What to work on: Keep every line where the word "ylabel" appears; drop the rest.

•••••

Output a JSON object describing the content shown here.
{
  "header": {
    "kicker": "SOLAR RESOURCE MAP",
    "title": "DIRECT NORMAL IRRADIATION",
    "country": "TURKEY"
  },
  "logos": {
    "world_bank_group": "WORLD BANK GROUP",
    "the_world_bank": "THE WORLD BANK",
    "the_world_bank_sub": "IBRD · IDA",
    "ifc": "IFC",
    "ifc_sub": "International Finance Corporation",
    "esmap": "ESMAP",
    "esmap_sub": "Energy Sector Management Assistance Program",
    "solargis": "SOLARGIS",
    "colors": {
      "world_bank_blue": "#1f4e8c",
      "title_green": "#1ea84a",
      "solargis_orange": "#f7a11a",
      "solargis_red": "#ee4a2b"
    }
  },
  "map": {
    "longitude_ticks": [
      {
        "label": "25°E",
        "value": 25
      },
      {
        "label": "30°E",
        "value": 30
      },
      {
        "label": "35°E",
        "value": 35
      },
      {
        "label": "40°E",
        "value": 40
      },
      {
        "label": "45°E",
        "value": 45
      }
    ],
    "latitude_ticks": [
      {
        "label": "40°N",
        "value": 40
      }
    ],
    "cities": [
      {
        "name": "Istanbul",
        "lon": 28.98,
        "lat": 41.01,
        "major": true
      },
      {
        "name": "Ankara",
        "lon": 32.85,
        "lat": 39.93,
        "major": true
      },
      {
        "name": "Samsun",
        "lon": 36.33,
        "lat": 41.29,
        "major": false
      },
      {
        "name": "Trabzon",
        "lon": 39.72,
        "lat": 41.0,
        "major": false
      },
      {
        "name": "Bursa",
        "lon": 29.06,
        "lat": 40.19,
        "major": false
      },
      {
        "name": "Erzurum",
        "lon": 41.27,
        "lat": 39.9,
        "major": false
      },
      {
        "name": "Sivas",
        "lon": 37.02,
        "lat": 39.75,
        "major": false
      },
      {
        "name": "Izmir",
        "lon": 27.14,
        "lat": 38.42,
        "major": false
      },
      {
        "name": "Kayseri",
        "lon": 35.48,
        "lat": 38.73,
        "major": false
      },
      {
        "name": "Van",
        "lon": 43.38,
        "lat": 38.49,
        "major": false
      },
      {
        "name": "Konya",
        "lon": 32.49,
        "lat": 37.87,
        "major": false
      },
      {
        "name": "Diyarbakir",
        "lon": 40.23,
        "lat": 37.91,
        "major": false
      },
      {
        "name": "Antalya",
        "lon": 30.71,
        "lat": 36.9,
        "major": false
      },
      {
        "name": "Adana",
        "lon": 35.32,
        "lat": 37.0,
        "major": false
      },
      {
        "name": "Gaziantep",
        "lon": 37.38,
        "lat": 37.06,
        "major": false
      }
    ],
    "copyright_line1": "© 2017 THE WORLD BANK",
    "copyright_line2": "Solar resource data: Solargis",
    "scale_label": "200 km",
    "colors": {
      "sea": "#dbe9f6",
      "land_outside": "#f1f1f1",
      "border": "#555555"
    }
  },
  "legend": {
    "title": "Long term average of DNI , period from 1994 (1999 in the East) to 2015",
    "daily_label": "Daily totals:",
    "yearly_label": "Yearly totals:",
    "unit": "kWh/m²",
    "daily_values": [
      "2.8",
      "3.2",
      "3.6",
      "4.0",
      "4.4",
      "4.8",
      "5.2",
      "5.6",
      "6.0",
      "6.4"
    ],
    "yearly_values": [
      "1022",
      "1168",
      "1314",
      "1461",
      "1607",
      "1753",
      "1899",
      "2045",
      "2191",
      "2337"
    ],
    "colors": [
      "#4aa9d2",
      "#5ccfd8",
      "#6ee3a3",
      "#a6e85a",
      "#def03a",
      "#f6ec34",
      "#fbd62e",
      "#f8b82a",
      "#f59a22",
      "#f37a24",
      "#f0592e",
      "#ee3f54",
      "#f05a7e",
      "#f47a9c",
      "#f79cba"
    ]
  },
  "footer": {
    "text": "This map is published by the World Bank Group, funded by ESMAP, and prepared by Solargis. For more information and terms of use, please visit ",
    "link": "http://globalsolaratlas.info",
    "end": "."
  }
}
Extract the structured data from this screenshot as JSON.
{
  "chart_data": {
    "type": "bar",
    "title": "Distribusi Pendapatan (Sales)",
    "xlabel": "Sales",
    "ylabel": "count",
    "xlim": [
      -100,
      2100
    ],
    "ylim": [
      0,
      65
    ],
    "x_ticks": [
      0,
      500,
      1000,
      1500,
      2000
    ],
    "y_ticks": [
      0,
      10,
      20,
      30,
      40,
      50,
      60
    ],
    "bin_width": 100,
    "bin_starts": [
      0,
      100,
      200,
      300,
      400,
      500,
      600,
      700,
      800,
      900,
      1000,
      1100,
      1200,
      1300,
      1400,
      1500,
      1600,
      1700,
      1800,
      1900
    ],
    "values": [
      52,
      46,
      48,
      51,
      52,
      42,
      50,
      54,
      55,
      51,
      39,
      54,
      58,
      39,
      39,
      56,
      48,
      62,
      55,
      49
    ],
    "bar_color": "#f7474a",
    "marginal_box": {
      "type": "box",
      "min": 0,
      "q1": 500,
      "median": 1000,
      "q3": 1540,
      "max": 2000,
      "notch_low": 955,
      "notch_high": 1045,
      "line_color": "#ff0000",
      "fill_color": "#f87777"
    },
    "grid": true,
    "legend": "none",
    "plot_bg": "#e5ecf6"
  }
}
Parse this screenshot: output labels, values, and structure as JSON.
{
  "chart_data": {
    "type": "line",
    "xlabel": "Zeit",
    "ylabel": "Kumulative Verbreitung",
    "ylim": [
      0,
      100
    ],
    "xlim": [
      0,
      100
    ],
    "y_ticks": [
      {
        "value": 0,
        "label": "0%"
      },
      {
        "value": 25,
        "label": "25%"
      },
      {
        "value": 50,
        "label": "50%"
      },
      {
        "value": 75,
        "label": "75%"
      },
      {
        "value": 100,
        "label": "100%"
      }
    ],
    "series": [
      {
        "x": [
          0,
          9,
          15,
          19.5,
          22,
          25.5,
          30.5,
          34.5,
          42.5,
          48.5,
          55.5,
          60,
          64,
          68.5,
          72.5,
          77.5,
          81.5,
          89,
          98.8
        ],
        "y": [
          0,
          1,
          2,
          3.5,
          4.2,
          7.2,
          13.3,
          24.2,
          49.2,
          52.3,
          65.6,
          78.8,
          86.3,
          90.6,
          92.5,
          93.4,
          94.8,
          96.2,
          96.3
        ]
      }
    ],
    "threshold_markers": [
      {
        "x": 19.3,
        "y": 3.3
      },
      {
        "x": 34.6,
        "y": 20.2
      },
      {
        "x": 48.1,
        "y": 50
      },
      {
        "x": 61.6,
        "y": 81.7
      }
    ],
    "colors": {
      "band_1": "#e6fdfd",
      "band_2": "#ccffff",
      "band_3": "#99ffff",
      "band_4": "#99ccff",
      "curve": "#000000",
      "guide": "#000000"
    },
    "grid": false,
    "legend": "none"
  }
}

•••••

Output for this task:
    "ylabel": "count",
    "ylabel": "Kumulative Verbreitung",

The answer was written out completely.